### WHAT IS BEING ASKED
Transcribe the entries exactly; images are not part of the copy.

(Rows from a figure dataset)
↓↓↓

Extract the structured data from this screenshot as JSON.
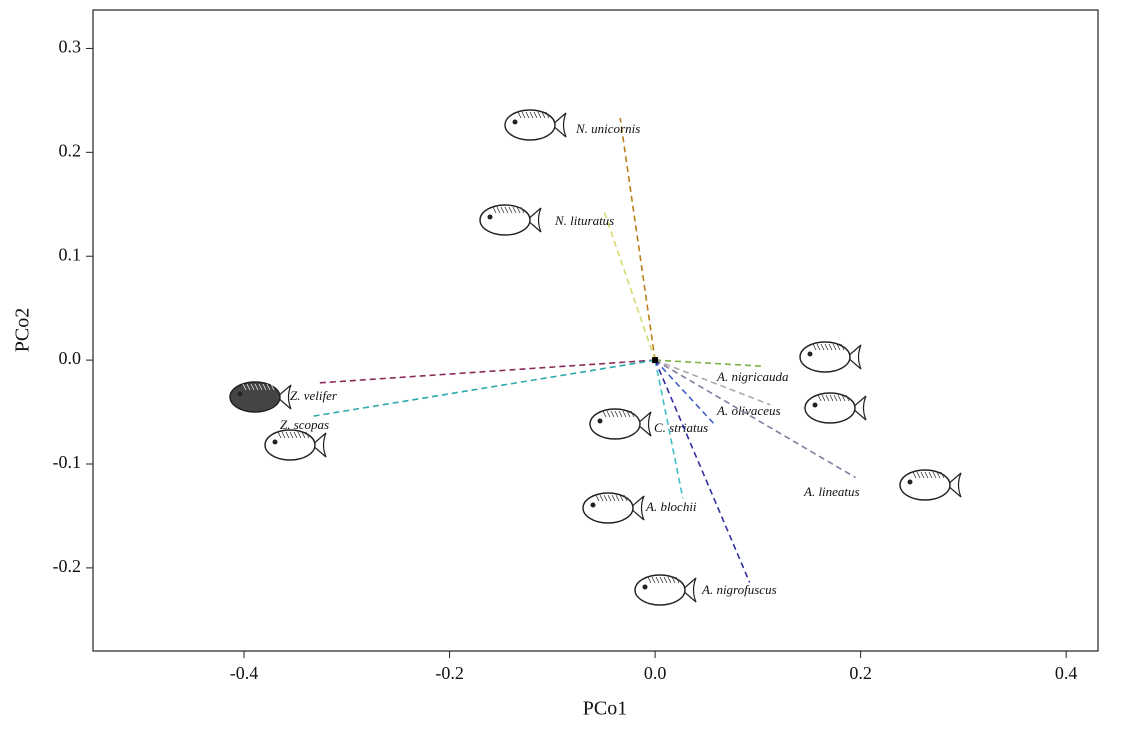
{
  "chart_data": {
    "type": "scatter",
    "x_label": "PCo1",
    "y_label": "PCo2",
    "xlim": [
      -0.547,
      0.431
    ],
    "ylim": [
      -0.28,
      0.337
    ],
    "xticks": [
      -0.4,
      -0.2,
      {
        "value": 0,
        "label": "0.0"
      },
      0.2,
      0.4
    ],
    "yticks": [
      0.3,
      0.2,
      0.1,
      {
        "value": 0,
        "label": "0.0"
      },
      -0.1,
      -0.2
    ],
    "centroid": {
      "x": 0,
      "y": 0
    },
    "series": [
      {
        "name": "N. unicornis",
        "color": "#b8801a",
        "x": [
          -0.034
        ],
        "values": [
          0.233
        ]
      },
      {
        "name": "N. lituratus",
        "color": "#d8d870",
        "x": [
          -0.05
        ],
        "values": [
          0.144
        ]
      },
      {
        "name": "Z. velifer",
        "color": "#8b2a5a",
        "x": [
          -0.328
        ],
        "values": [
          -0.022
        ]
      },
      {
        "name": "Z. scopas",
        "color": "#2aaaaa",
        "x": [
          -0.333
        ],
        "values": [
          -0.054
        ]
      },
      {
        "name": "A. nigricauda",
        "color": "#7cb342",
        "x": [
          0.107
        ],
        "values": [
          -0.006
        ]
      },
      {
        "name": "A. olivaceus",
        "color": "#aaaaaa",
        "x": [
          0.112
        ],
        "values": [
          -0.043
        ]
      },
      {
        "name": "C. striatus",
        "color": "#4060c8",
        "x": [
          0.058
        ],
        "values": [
          -0.062
        ]
      },
      {
        "name": "A. lineatus",
        "color": "#8a7aa0",
        "x": [
          0.195
        ],
        "values": [
          -0.113
        ]
      },
      {
        "name": "A. blochii",
        "color": "#40c0c8",
        "x": [
          0.027
        ],
        "values": [
          -0.133
        ]
      },
      {
        "name": "A. nigrofuscus",
        "color": "#3030a0",
        "x": [
          0.092
        ],
        "values": [
          -0.214
        ]
      }
    ]
  }
}
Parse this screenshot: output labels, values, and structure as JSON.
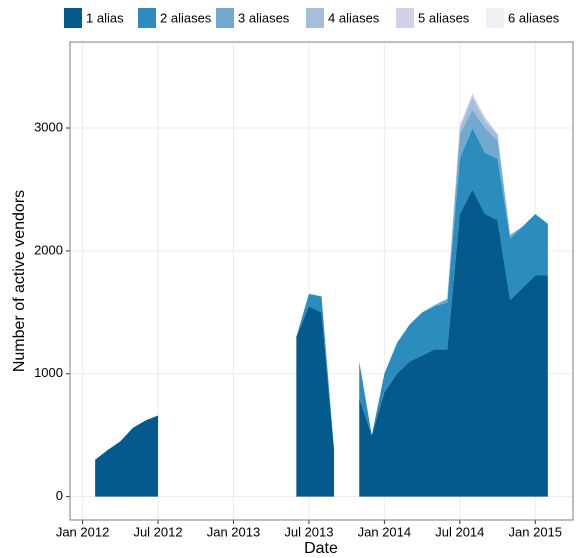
{
  "chart_data": {
    "type": "area",
    "stacked": true,
    "xlabel": "Date",
    "ylabel": "Number of active vendors",
    "x": [
      "2012-02",
      "2012-03",
      "2012-04",
      "2012-05",
      "2012-06",
      "2012-07",
      "2012-08",
      "2012-09",
      "2012-10",
      "2012-11",
      "2012-12",
      "2013-01",
      "2013-02",
      "2013-03",
      "2013-04",
      "2013-05",
      "2013-06",
      "2013-07",
      "2013-08",
      "2013-09",
      "2013-10",
      "2013-11",
      "2013-12",
      "2014-01",
      "2014-02",
      "2014-03",
      "2014-04",
      "2014-05",
      "2014-06",
      "2014-07",
      "2014-08",
      "2014-09",
      "2014-10",
      "2014-11",
      "2014-12",
      "2015-01",
      "2015-02"
    ],
    "series": [
      {
        "name": "1 alias",
        "color": "#045a8d",
        "values": [
          300,
          380,
          450,
          560,
          620,
          660,
          null,
          null,
          null,
          null,
          null,
          null,
          null,
          null,
          null,
          null,
          1300,
          1550,
          1500,
          380,
          null,
          800,
          500,
          850,
          1000,
          1100,
          1150,
          1200,
          1200,
          2300,
          2500,
          2300,
          2250,
          1600,
          1700,
          1800,
          1800
        ]
      },
      {
        "name": "2 aliases",
        "color": "#2b8cbe",
        "values": [
          0,
          0,
          0,
          0,
          0,
          0,
          null,
          null,
          null,
          null,
          null,
          null,
          null,
          null,
          null,
          null,
          0,
          100,
          130,
          0,
          null,
          300,
          0,
          150,
          250,
          300,
          350,
          350,
          380,
          450,
          500,
          500,
          500,
          500,
          500,
          500,
          420
        ]
      },
      {
        "name": "3 aliases",
        "color": "#74a9cf",
        "values": [
          0,
          0,
          0,
          0,
          0,
          0,
          null,
          null,
          null,
          null,
          null,
          null,
          null,
          null,
          null,
          null,
          0,
          0,
          0,
          0,
          null,
          0,
          0,
          0,
          0,
          0,
          0,
          10,
          30,
          200,
          150,
          200,
          150,
          30,
          0,
          0,
          0
        ]
      },
      {
        "name": "4 aliases",
        "color": "#a6bddb",
        "values": [
          0,
          0,
          0,
          0,
          0,
          0,
          null,
          null,
          null,
          null,
          null,
          null,
          null,
          null,
          null,
          null,
          0,
          0,
          0,
          0,
          null,
          0,
          0,
          0,
          0,
          0,
          0,
          0,
          0,
          50,
          100,
          60,
          50,
          0,
          0,
          0,
          0
        ]
      },
      {
        "name": "5 aliases",
        "color": "#d0d1e6",
        "values": [
          0,
          0,
          0,
          0,
          0,
          0,
          null,
          null,
          null,
          null,
          null,
          null,
          null,
          null,
          null,
          null,
          0,
          0,
          0,
          0,
          null,
          0,
          0,
          0,
          0,
          0,
          0,
          0,
          0,
          20,
          30,
          30,
          0,
          0,
          0,
          0,
          0
        ]
      },
      {
        "name": "6 aliases",
        "color": "#f1eef6",
        "values": [
          0,
          0,
          0,
          0,
          0,
          0,
          null,
          null,
          null,
          null,
          null,
          null,
          null,
          null,
          null,
          null,
          0,
          0,
          0,
          0,
          null,
          0,
          0,
          0,
          0,
          0,
          0,
          0,
          0,
          0,
          10,
          0,
          0,
          0,
          0,
          0,
          0
        ]
      }
    ],
    "xlim": [
      "2011-12",
      "2015-04"
    ],
    "xticks": [
      {
        "value": "2012-01",
        "label": "Jan 2012"
      },
      {
        "value": "2012-07",
        "label": "Jul 2012"
      },
      {
        "value": "2013-01",
        "label": "Jan 2013"
      },
      {
        "value": "2013-07",
        "label": "Jul 2013"
      },
      {
        "value": "2014-01",
        "label": "Jan 2014"
      },
      {
        "value": "2014-07",
        "label": "Jul 2014"
      },
      {
        "value": "2015-01",
        "label": "Jan 2015"
      }
    ],
    "ylim": [
      -190,
      3700
    ],
    "yticks": [
      0,
      1000,
      2000,
      3000
    ],
    "grid": true,
    "legend": "top"
  }
}
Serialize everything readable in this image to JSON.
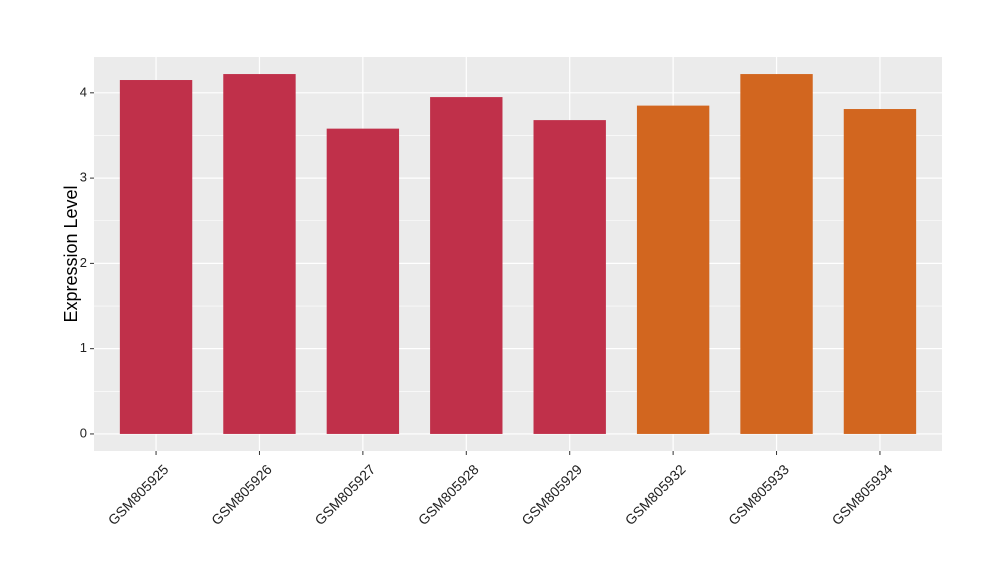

↑↑↑

### EXPECTED OUTPUT
Extract the structured data from this screenshot as JSON.
{
  "chart_data": {
    "type": "scatter",
    "x_label": "PCo1",
    "y_label": "PCo2",
    "xlim": [
      -0.547,
      0.431
    ],
    "ylim": [
      -0.28,
      0.337
    ],
    "xticks": [
      -0.4,
      -0.2,
      {
        "value": 0,
        "label": "0.0"
      },
      0.2,
      0.4
    ],
    "yticks": [
      0.3,
      0.2,
      0.1,
      {
        "value": 0,
        "label": "0.0"
      },
      -0.1,
      -0.2
    ],
    "centroid": {
      "x": 0,
      "y": 0
    },
    "series": [
      {
        "name": "N. unicornis",
        "color": "#b8801a",
        "x": [
          -0.034
        ],
        "values": [
          0.233
        ]
      },
      {
        "name": "N. lituratus",
        "color": "#d8d870",
        "x": [
          -0.05
        ],
        "values": [
          0.144
        ]
      },
      {
        "name": "Z. velifer",
        "color": "#8b2a5a",
        "x": [
          -0.328
        ],
        "values": [
          -0.022
        ]
      },
      {
        "name": "Z. scopas",
        "color": "#2aaaaa",
        "x": [
          -0.333
        ],
        "values": [
          -0.054
        ]
      },
      {
        "name": "A. nigricauda",
        "color": "#7cb342",
        "x": [
          0.107
        ],
        "values": [
          -0.006
        ]
      },
      {
        "name": "A. olivaceus",
        "color": "#aaaaaa",
        "x": [
          0.112
        ],
        "values": [
          -0.043
        ]
      },
      {
        "name": "C. striatus",
        "color": "#4060c8",
        "x": [
          0.058
        ],
        "values": [
          -0.062
        ]
      },
      {
        "name": "A. lineatus",
        "color": "#8a7aa0",
        "x": [
          0.195
        ],
        "values": [
          -0.113
        ]
      },
      {
        "name": "A. blochii",
        "color": "#40c0c8",
        "x": [
          0.027
        ],
        "values": [
          -0.133
        ]
      },
      {
        "name": "A. nigrofuscus",
        "color": "#3030a0",
        "x": [
          0.092
        ],
        "values": [
          -0.214
        ]
      }
    ]
  }
}
Parse this screenshot: output labels, values, and structure as JSON.
{
  "chart_data": {
    "type": "area",
    "stacked": true,
    "xlabel": "Date",
    "ylabel": "Number of active vendors",
    "x": [
      "2012-02",
      "2012-03",
      "2012-04",
      "2012-05",
      "2012-06",
      "2012-07",
      "2012-08",
      "2012-09",
      "2012-10",
      "2012-11",
      "2012-12",
      "2013-01",
      "2013-02",
      "2013-03",
      "2013-04",
      "2013-05",
      "2013-06",
      "2013-07",
      "2013-08",
      "2013-09",
      "2013-10",
      "2013-11",
      "2013-12",
      "2014-01",
      "2014-02",
      "2014-03",
      "2014-04",
      "2014-05",
      "2014-06",
      "2014-07",
      "2014-08",
      "2014-09",
      "2014-10",
      "2014-11",
      "2014-12",
      "2015-01",
      "2015-02"
    ],
    "series": [
      {
        "name": "1 alias",
        "color": "#045a8d",
        "values": [
          300,
          380,
          450,
          560,
          620,
          660,
          null,
          null,
          null,
          null,
          null,
          null,
          null,
          null,
          null,
          null,
          1300,
          1550,
          1500,
          380,
          null,
          800,
          500,
          850,
          1000,
          1100,
          1150,
          1200,
          1200,
          2300,
          2500,
          2300,
          2250,
          1600,
          1700,
          1800,
          1800
        ]
      },
      {
        "name": "2 aliases",
        "color": "#2b8cbe",
        "values": [
          0,
          0,
          0,
          0,
          0,
          0,
          null,
          null,
          null,
          null,
          null,
          null,
          null,
          null,
          null,
          null,
          0,
          100,
          130,
          0,
          null,
          300,
          0,
          150,
          250,
          300,
          350,
          350,
          380,
          450,
          500,
          500,
          500,
          500,
          500,
          500,
          420
        ]
      },
      {
        "name": "3 aliases",
        "color": "#74a9cf",
        "values": [
          0,
          0,
          0,
          0,
          0,
          0,
          null,
          null,
          null,
          null,
          null,
          null,
          null,
          null,
          null,
          null,
          0,
          0,
          0,
          0,
          null,
          0,
          0,
          0,
          0,
          0,
          0,
          10,
          30,
          200,
          150,
          200,
          150,
          30,
          0,
          0,
          0
        ]
      },
      {
        "name": "4 aliases",
        "color": "#a6bddb",
        "values": [
          0,
          0,
          0,
          0,
          0,
          0,
          null,
          null,
          null,
          null,
          null,
          null,
          null,
          null,
          null,
          null,
          0,
          0,
          0,
          0,
          null,
          0,
          0,
          0,
          0,
          0,
          0,
          0,
          0,
          50,
          100,
          60,
          50,
          0,
          0,
          0,
          0
        ]
      },
      {
        "name": "5 aliases",
        "color": "#d0d1e6",
        "values": [
          0,
          0,
          0,
          0,
          0,
          0,
          null,
          null,
          null,
          null,
          null,
          null,
          null,
          null,
          null,
          null,
          0,
          0,
          0,
          0,
          null,
          0,
          0,
          0,
          0,
          0,
          0,
          0,
          0,
          20,
          30,
          30,
          0,
          0,
          0,
          0,
          0
        ]
      },
      {
        "name": "6 aliases",
        "color": "#f1eef6",
        "values": [
          0,
          0,
          0,
          0,
          0,
          0,
          null,
          null,
          null,
          null,
          null,
          null,
          null,
          null,
          null,
          null,
          0,
          0,
          0,
          0,
          null,
          0,
          0,
          0,
          0,
          0,
          0,
          0,
          0,
          0,
          10,
          0,
          0,
          0,
          0,
          0,
          0
        ]
      }
    ],
    "xlim": [
      "2011-12",
      "2015-04"
    ],
    "xticks": [
      {
        "value": "2012-01",
        "label": "Jan 2012"
      },
      {
        "value": "2012-07",
        "label": "Jul 2012"
      },
      {
        "value": "2013-01",
        "label": "Jan 2013"
      },
      {
        "value": "2013-07",
        "label": "Jul 2013"
      },
      {
        "value": "2014-01",
        "label": "Jan 2014"
      },
      {
        "value": "2014-07",
        "label": "Jul 2014"
      },
      {
        "value": "2015-01",
        "label": "Jan 2015"
      }
    ],
    "ylim": [
      -190,
      3700
    ],
    "yticks": [
      0,
      1000,
      2000,
      3000
    ],
    "grid": true,
    "legend": "top"
  }
}
Serialize everything readable in this image to JSON.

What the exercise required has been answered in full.